Trecho fornecido |
========================

Ninguém em Brasília soube disso, porém. Boa parte da estrutura governamental dedica-se "à segurança" da Copa e ignora o resto. O que a Fifa exija, cumprimos. A soberania nacional já não significa independência política, econômica, científica e tecnológica, mas fazer o "melhor mundial de futebol de todos os tempos".
Em 16 de junho, sintetizei aqui as revelações do ex-técnico da CIA Edward Snowden, que desnudaram tudo. Agora, o jornal O Globo revelou detalhes de como a CIA espiona o Brasil - governo, empresas privadas e pessoas. Em janeiro, ficamos pouco atrás dos Estados Unidos, que teve 2,3 bilhões de telefonemas e mensagens violadas.
Mesmo assim, negamos asilo político a Snowden, que se expôs à perseguição "por dever moral". No escândalo, reagimos como país dominado e subserviente. Quatro ministros "estudam o tema" _ Comunicações, Defesa, Relações Exteriores e o chefe da Abin, um general. O das Comunicações falou com o embaixador dos EUA, que garantiu "non haver expionagge". Depois, foi ao Senado e chamou tudo de "bisbilhotagem e xeretagem", coisa de vizinho fuçando a vida alheia pela janela...

A Fifa manda mais do que a ONU, mas não intervirá. Seus telefonemas e mensagens foram espionados também e é melhor calar-se!

========================

Dados registrados |
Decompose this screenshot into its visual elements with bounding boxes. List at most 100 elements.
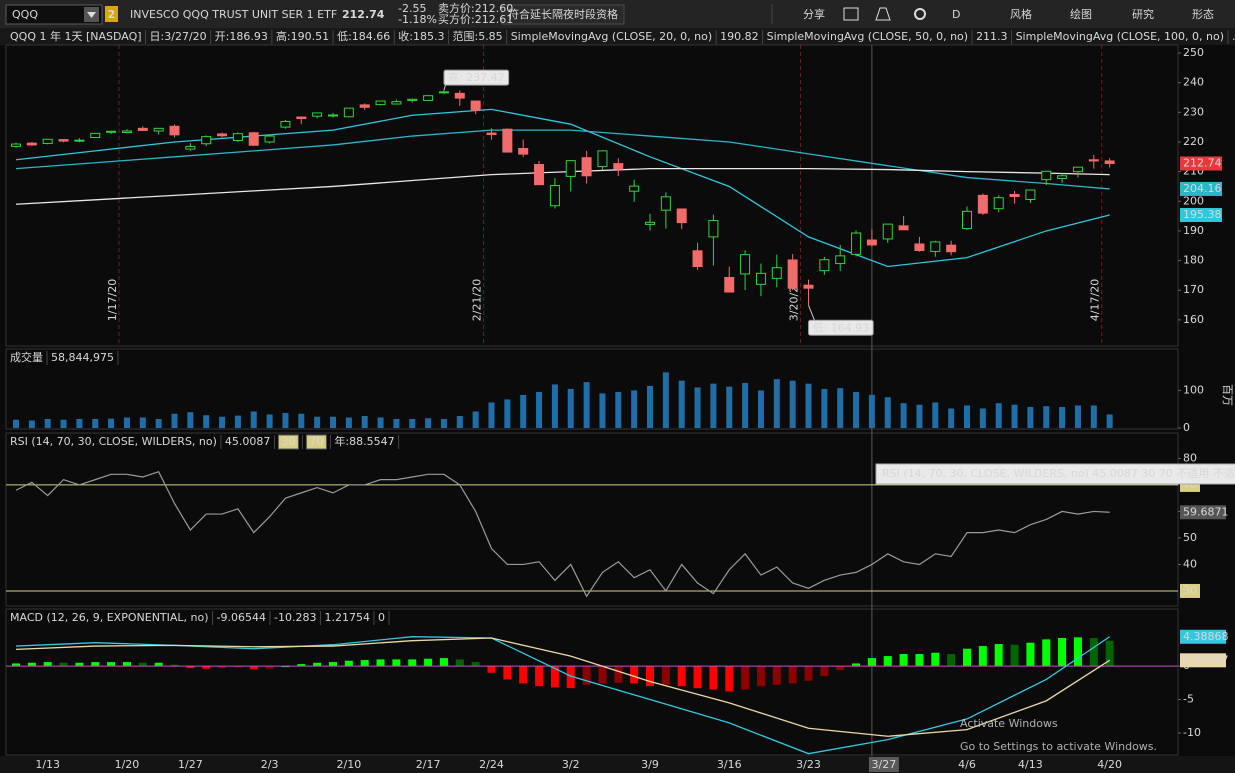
macd-last-label: 4.38868	[1183, 630, 1229, 643]
volume-bar	[472, 411, 479, 428]
candle-body	[597, 150, 608, 168]
moving-average-line	[15, 129, 1110, 190]
macd-histogram-bar	[836, 666, 845, 671]
x-tick-label: 3/23	[796, 758, 821, 771]
macd-histogram-bar	[1089, 638, 1098, 667]
y-tick-label: 180	[1183, 254, 1204, 267]
macd-histogram-bar	[1105, 640, 1114, 667]
volume-bar	[726, 386, 733, 428]
macd-panel	[5, 608, 1179, 756]
macd-histogram-bar	[646, 666, 654, 687]
volume-bar	[250, 411, 257, 428]
volume-bar	[361, 415, 368, 428]
candle-body	[343, 107, 354, 118]
volume-bar	[76, 418, 83, 428]
macd-histogram-bar	[677, 666, 686, 687]
toolbar-button[interactable]: 研究	[1132, 7, 1154, 21]
macd-histogram-bar	[582, 666, 591, 685]
toolbar-button[interactable]: 分享	[803, 7, 825, 21]
candle-body	[660, 196, 671, 211]
volume-bar	[1106, 414, 1113, 428]
rsi-level: 70	[309, 435, 323, 448]
info-field: 日:3/27/20	[150, 30, 207, 43]
candle-body	[1088, 159, 1099, 162]
y-tick-label: 40	[1183, 557, 1197, 570]
candle-body	[787, 259, 798, 289]
extended-hours-box	[501, 4, 625, 25]
macd-header-value: 1.21754	[324, 611, 370, 624]
volume-bar	[948, 408, 955, 428]
macd-histogram-bar	[360, 660, 369, 667]
candle-body	[438, 91, 449, 94]
candle-body	[866, 239, 877, 246]
macd-histogram-bar	[154, 662, 163, 667]
ask: 卖方价:212.60	[438, 1, 513, 15]
volume-bar	[187, 412, 194, 428]
volume-bar	[884, 397, 891, 428]
icon-sheet[interactable]	[843, 7, 859, 21]
candle-body	[121, 130, 132, 133]
last-price-box	[1180, 207, 1222, 222]
macd-histogram-bar	[550, 666, 559, 688]
volume-bar	[266, 414, 273, 428]
volume-bar	[1059, 406, 1066, 428]
toolbar-button[interactable]: D	[952, 8, 960, 21]
dropdown-arrow	[87, 12, 96, 18]
date-axis	[0, 756, 1235, 773]
volume-bar	[219, 416, 226, 428]
volume-bar	[631, 390, 638, 428]
volume-bar	[282, 412, 289, 428]
rsi-title: RSI (14, 70, 30, CLOSE, WILDERS, no)	[10, 435, 217, 448]
callout-box	[443, 69, 510, 86]
volume-bar	[599, 393, 606, 428]
study-name: SimpleMovingAvg (CLOSE, 100, 0, no)	[1016, 30, 1224, 43]
volume-bar	[742, 382, 749, 428]
macd-last-label: 0.86567	[1183, 653, 1229, 666]
info-field: 高:190.51	[276, 29, 329, 43]
candle-body	[629, 185, 640, 192]
candle-body	[1072, 166, 1083, 173]
volume-bar	[536, 391, 543, 428]
macd-histogram-bar	[27, 662, 36, 667]
candle-body	[692, 250, 703, 268]
symbol-box[interactable]	[5, 4, 103, 25]
cursor-date-label: 3/27	[872, 758, 897, 771]
volume-bar	[678, 380, 685, 428]
volume-bar	[425, 418, 432, 428]
moving-average-line	[15, 108, 1110, 268]
icon-gear[interactable]	[914, 8, 926, 20]
macd-histogram-bar	[503, 666, 512, 680]
macd-histogram-bar	[756, 666, 765, 687]
price-panel	[5, 44, 1179, 347]
macd-histogram-bar	[978, 646, 987, 667]
volume-bar	[1043, 406, 1050, 428]
toolbar-button[interactable]: 风格	[1010, 7, 1032, 21]
candle-body	[42, 138, 53, 144]
macd-histogram-bar	[107, 662, 116, 667]
info-field: 开:186.93	[215, 30, 268, 43]
toolbar-button[interactable]: 绘图	[1070, 7, 1092, 21]
description: INVESCO QQQ TRUST UNIT SER 1 ETF	[130, 8, 337, 21]
x-tick-label: 2/10	[336, 758, 361, 771]
macd-histogram-bar	[994, 644, 1003, 667]
rsi-last-label: 59.6871	[1183, 505, 1229, 518]
candle-body	[375, 100, 386, 106]
volume-bar	[393, 418, 400, 428]
toolbar-button[interactable]: 形态	[1192, 8, 1214, 21]
macd-histogram-bar	[43, 662, 52, 667]
icon-flask[interactable]	[875, 7, 891, 21]
macd-histogram-bar	[788, 666, 797, 684]
volume-bar	[789, 380, 796, 428]
candle-body	[153, 127, 164, 132]
volume-bar	[1090, 405, 1097, 428]
volume-bar	[583, 382, 590, 428]
y-tick-label: 240	[1183, 76, 1204, 89]
candle-body	[946, 244, 957, 253]
candle-body	[58, 139, 69, 142]
badge: 2	[108, 8, 116, 21]
candle-body	[708, 220, 719, 238]
volume-bar	[314, 416, 321, 428]
candle-body	[391, 101, 402, 105]
macd-histogram-bar	[598, 666, 607, 684]
volume-bar	[345, 417, 352, 428]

========================

Conjunto de tarefas |
**a)** Com base no trecho fornecido, explique por que motivo Snowden se expôs à perseguição.
**b)** Informe quantas linhas dos registros contêm a palavra "line".
O trecho fornecido e os registros constituem materiais independentes entre si.

Soluções das tarefas |
**a)** Segundo o trecho, Snowden se expôs à perseguição "por dever moral".

**b)** 2